» Task details
Return the records that follow, matching each one exactly.

» Stored data
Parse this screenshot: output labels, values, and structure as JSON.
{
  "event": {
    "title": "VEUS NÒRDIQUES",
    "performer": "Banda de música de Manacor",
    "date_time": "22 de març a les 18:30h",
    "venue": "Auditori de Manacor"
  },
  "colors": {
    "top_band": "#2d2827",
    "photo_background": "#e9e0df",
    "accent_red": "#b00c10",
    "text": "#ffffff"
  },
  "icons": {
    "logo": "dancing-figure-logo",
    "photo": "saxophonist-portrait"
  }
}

» Complete answer
Parse this screenshot: output labels, values, and structure as JSON.
{
  "event": {
    "title": "VEUS NÒRDIQUES",
    "performer": "Banda de música de Manacor",
    "date_time": "22 de març a les 18:30h",
    "venue": "Auditori de Manacor"
  },
  "colors": {
    "top_band": "#2d2827",
    "photo_background": "#e9e0df",
    "accent_red": "#b00c10",
    "text": "#ffffff"
  },
  "icons": {
    "logo": "dancing-figure-logo",
    "photo": "saxophonist-portrait"
  }
}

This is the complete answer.